Stored data entries:

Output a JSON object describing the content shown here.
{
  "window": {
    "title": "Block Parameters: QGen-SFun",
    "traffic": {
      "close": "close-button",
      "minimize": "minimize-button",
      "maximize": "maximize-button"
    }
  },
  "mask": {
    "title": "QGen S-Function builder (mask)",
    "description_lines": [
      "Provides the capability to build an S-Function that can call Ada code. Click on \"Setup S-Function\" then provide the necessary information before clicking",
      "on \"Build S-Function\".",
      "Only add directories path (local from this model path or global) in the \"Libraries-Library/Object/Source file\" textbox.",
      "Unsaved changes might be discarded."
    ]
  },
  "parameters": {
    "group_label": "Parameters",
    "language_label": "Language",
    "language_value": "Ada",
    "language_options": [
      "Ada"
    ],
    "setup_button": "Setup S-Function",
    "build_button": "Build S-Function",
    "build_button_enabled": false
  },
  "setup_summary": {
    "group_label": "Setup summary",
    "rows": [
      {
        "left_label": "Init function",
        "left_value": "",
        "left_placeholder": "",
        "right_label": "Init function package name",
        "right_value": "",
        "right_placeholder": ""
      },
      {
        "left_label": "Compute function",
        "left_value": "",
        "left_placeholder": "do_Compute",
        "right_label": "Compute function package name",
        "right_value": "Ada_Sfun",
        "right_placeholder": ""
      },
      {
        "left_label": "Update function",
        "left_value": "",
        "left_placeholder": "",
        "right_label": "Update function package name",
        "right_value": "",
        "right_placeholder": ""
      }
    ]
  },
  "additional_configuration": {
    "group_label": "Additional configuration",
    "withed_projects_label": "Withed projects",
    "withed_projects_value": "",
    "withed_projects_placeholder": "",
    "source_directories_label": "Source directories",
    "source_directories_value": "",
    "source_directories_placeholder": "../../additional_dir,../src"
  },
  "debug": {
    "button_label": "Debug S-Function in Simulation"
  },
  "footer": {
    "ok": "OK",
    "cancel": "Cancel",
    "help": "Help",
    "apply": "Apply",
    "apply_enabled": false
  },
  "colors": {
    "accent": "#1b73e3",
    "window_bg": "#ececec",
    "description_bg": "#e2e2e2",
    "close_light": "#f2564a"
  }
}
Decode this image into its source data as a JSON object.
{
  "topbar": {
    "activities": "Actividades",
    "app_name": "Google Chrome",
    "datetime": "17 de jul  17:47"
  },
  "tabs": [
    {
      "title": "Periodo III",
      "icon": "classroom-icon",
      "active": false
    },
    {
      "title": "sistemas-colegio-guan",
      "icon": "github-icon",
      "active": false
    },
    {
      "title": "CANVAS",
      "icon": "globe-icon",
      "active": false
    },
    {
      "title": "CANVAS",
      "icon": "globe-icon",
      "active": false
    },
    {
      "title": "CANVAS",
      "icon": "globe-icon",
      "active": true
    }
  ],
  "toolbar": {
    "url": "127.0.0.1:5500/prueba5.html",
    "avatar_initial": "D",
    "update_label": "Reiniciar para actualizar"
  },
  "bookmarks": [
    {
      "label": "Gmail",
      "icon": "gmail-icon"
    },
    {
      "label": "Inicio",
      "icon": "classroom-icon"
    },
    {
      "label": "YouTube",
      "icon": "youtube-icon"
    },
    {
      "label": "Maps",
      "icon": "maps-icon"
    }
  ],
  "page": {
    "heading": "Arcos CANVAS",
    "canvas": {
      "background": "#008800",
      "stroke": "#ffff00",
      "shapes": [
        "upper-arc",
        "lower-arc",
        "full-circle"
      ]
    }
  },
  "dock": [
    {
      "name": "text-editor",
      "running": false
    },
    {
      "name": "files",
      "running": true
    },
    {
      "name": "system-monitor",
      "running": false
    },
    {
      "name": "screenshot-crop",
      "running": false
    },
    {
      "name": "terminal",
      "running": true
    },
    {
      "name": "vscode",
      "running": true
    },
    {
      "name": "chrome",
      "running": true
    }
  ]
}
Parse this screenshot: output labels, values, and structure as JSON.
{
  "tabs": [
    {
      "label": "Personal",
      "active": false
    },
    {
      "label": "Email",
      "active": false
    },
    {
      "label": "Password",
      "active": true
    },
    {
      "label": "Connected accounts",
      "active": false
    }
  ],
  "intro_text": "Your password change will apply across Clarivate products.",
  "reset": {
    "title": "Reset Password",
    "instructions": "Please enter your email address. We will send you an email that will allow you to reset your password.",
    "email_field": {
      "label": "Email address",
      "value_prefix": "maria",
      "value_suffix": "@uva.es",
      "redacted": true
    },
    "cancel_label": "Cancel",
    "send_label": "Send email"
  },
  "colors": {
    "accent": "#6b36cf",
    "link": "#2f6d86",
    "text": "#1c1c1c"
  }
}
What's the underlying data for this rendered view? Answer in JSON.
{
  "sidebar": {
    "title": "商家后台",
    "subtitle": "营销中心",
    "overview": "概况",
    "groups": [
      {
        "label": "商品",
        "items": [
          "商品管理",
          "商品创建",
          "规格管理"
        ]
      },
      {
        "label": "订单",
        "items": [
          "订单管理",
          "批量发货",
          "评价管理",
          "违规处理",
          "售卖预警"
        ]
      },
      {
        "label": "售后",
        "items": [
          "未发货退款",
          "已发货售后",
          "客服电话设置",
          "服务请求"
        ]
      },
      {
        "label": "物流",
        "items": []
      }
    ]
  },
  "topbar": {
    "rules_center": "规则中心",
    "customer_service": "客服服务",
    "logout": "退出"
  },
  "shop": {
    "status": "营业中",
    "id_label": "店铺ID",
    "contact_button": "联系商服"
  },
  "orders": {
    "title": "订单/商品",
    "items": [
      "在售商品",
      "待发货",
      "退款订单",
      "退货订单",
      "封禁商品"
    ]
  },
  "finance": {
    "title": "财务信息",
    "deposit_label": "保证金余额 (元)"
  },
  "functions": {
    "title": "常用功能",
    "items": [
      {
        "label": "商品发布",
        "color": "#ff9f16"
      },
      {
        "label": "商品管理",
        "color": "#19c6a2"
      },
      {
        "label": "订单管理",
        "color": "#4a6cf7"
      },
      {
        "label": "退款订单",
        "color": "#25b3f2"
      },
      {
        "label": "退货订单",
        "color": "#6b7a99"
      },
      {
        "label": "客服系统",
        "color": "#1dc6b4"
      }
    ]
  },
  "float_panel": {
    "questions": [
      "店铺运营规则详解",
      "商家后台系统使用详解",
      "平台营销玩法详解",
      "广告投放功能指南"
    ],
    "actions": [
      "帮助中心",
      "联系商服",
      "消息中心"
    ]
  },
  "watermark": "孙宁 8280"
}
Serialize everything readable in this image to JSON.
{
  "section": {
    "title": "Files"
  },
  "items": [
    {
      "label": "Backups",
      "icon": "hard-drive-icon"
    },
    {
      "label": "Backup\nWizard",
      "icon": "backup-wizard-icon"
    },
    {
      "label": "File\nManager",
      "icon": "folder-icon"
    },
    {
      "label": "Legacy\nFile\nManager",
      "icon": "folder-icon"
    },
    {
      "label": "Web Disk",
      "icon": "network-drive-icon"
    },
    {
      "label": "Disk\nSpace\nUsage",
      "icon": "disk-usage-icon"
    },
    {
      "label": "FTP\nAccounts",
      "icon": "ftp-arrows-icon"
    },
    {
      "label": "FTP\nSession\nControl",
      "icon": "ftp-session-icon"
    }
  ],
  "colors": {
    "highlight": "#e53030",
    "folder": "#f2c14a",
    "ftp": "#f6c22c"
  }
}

WORK TO BE COMPLETED:
Retype the records in full. Keep every line identical to the original.

RESPONSE BELOW:
Output a JSON object describing the content shown here.
{
  "window": {
    "title": "Block Parameters: QGen-SFun",
    "traffic": {
      "close": "close-button",
      "minimize": "minimize-button",
      "maximize": "maximize-button"
    }
  },
  "mask": {
    "title": "QGen S-Function builder (mask)",
    "description_lines": [
      "Provides the capability to build an S-Function that can call Ada code. Click on \"Setup S-Function\" then provide the necessary information before clicking",
      "on \"Build S-Function\".",
      "Only add directories path (local from this model path or global) in the \"Libraries-Library/Object/Source file\" textbox.",
      "Unsaved changes might be discarded."
    ]
  },
  "parameters": {
    "group_label": "Parameters",
    "language_label": "Language",
    "language_value": "Ada",
    "language_options": [
      "Ada"
    ],
    "setup_button": "Setup S-Function",
    "build_button": "Build S-Function",
    "build_button_enabled": false
  },
  "setup_summary": {
    "group_label": "Setup summary",
    "rows": [
      {
        "left_label": "Init function",
        "left_value": "",
        "left_placeholder": "",
        "right_label": "Init function package name",
        "right_value": "",
        "right_placeholder": ""
      },
      {
        "left_label": "Compute function",
        "left_value": "",
        "left_placeholder": "do_Compute",
        "right_label": "Compute function package name",
        "right_value": "Ada_Sfun",
        "right_placeholder": ""
      },
      {
        "left_label": "Update function",
        "left_value": "",
        "left_placeholder": "",
        "right_label": "Update function package name",
        "right_value": "",
        "right_placeholder": ""
      }
    ]
  },
  "additional_configuration": {
    "group_label": "Additional configuration",
    "withed_projects_label": "Withed projects",
    "withed_projects_value": "",
    "withed_projects_placeholder": "",
    "source_directories_label": "Source directories",
    "source_directories_value": "",
    "source_directories_placeholder": "../../additional_dir,../src"
  },
  "debug": {
    "button_label": "Debug S-Function in Simulation"
  },
  "footer": {
    "ok": "OK",
    "cancel": "Cancel",
    "help": "Help",
    "apply": "Apply",
    "apply_enabled": false
  },
  "colors": {
    "accent": "#1b73e3",
    "window_bg": "#ececec",
    "description_bg": "#e2e2e2",
    "close_light": "#f2564a"
  }
}
Decode this image into its source data as a JSON object.
{
  "topbar": {
    "activities": "Actividades",
    "app_name": "Google Chrome",
    "datetime": "17 de jul  17:47"
  },
  "tabs": [
    {
      "title": "Periodo III",
      "icon": "classroom-icon",
      "active": false
    },
    {
      "title": "sistemas-colegio-guan",
      "icon": "github-icon",
      "active": false
    },
    {
      "title": "CANVAS",
      "icon": "globe-icon",
      "active": false
    },
    {
      "title": "CANVAS",
      "icon": "globe-icon",
      "active": false
    },
    {
      "title": "CANVAS",
      "icon": "globe-icon",
      "active": true
    }
  ],
  "toolbar": {
    "url": "127.0.0.1:5500/prueba5.html",
    "avatar_initial": "D",
    "update_label": "Reiniciar para actualizar"
  },
  "bookmarks": [
    {
      "label": "Gmail",
      "icon": "gmail-icon"
    },
    {
      "label": "Inicio",
      "icon": "classroom-icon"
    },
    {
      "label": "YouTube",
      "icon": "youtube-icon"
    },
    {
      "label": "Maps",
      "icon": "maps-icon"
    }
  ],
  "page": {
    "heading": "Arcos CANVAS",
    "canvas": {
      "background": "#008800",
      "stroke": "#ffff00",
      "shapes": [
        "upper-arc",
        "lower-arc",
        "full-circle"
      ]
    }
  },
  "dock": [
    {
      "name": "text-editor",
      "running": false
    },
    {
      "name": "files",
      "running": true
    },
    {
      "name": "system-monitor",
      "running": false
    },
    {
      "name": "screenshot-crop",
      "running": false
    },
    {
      "name": "terminal",
      "running": true
    },
    {
      "name": "vscode",
      "running": true
    },
    {
      "name": "chrome",
      "running": true
    }
  ]
}
Parse this screenshot: output labels, values, and structure as JSON.
{
  "tabs": [
    {
      "label": "Personal",
      "active": false
    },
    {
      "label": "Email",
      "active": false
    },
    {
      "label": "Password",
      "active": true
    },
    {
      "label": "Connected accounts",
      "active": false
    }
  ],
  "intro_text": "Your password change will apply across Clarivate products.",
  "reset": {
    "title": "Reset Password",
    "instructions": "Please enter your email address. We will send you an email that will allow you to reset your password.",
    "email_field": {
      "label": "Email address",
      "value_prefix": "maria",
      "value_suffix": "@uva.es",
      "redacted": true
    },
    "cancel_label": "Cancel",
    "send_label": "Send email"
  },
  "colors": {
    "accent": "#6b36cf",
    "link": "#2f6d86",
    "text": "#1c1c1c"
  }
}
What's the underlying data for this rendered view? Answer in JSON.
{
  "sidebar": {
    "title": "商家后台",
    "subtitle": "营销中心",
    "overview": "概况",
    "groups": [
      {
        "label": "商品",
        "items": [
          "商品管理",
          "商品创建",
          "规格管理"
        ]
      },
      {
        "label": "订单",
        "items": [
          "订单管理",
          "批量发货",
          "评价管理",
          "违规处理",
          "售卖预警"
        ]
      },
      {
        "label": "售后",
        "items": [
          "未发货退款",
          "已发货售后",
          "客服电话设置",
          "服务请求"
        ]
      },
      {
        "label": "物流",
        "items": []
      }
    ]
  },
  "topbar": {
    "rules_center": "规则中心",
    "customer_service": "客服服务",
    "logout": "退出"
  },
  "shop": {
    "status": "营业中",
    "id_label": "店铺ID",
    "contact_button": "联系商服"
  },
  "orders": {
    "title": "订单/商品",
    "items": [
      "在售商品",
      "待发货",
      "退款订单",
      "退货订单",
      "封禁商品"
    ]
  },
  "finance": {
    "title": "财务信息",
    "deposit_label": "保证金余额 (元)"
  },
  "functions": {
    "title": "常用功能",
    "items": [
      {
        "label": "商品发布",
        "color": "#ff9f16"
      },
      {
        "label": "商品管理",
        "color": "#19c6a2"
      },
      {
        "label": "订单管理",
        "color": "#4a6cf7"
      },
      {
        "label": "退款订单",
        "color": "#25b3f2"
      },
      {
        "label": "退货订单",
        "color": "#6b7a99"
      },
      {
        "label": "客服系统",
        "color": "#1dc6b4"
      }
    ]
  },
  "float_panel": {
    "questions": [
      "店铺运营规则详解",
      "商家后台系统使用详解",
      "平台营销玩法详解",
      "广告投放功能指南"
    ],
    "actions": [
      "帮助中心",
      "联系商服",
      "消息中心"
    ]
  },
  "watermark": "孙宁 8280"
}
Serialize everything readable in this image to JSON.
{
  "section": {
    "title": "Files"
  },
  "items": [
    {
      "label": "Backups",
      "icon": "hard-drive-icon"
    },
    {
      "label": "Backup\nWizard",
      "icon": "backup-wizard-icon"
    },
    {
      "label": "File\nManager",
      "icon": "folder-icon"
    },
    {
      "label": "Legacy\nFile\nManager",
      "icon": "folder-icon"
    },
    {
      "label": "Web Disk",
      "icon": "network-drive-icon"
    },
    {
      "label": "Disk\nSpace\nUsage",
      "icon": "disk-usage-icon"
    },
    {
      "label": "FTP\nAccounts",
      "icon": "ftp-arrows-icon"
    },
    {
      "label": "FTP\nSession\nControl",
      "icon": "ftp-session-icon"
    }
  ],
  "colors": {
    "highlight": "#e53030",
    "folder": "#f2c14a",
    "ftp": "#f6c22c"
  }
}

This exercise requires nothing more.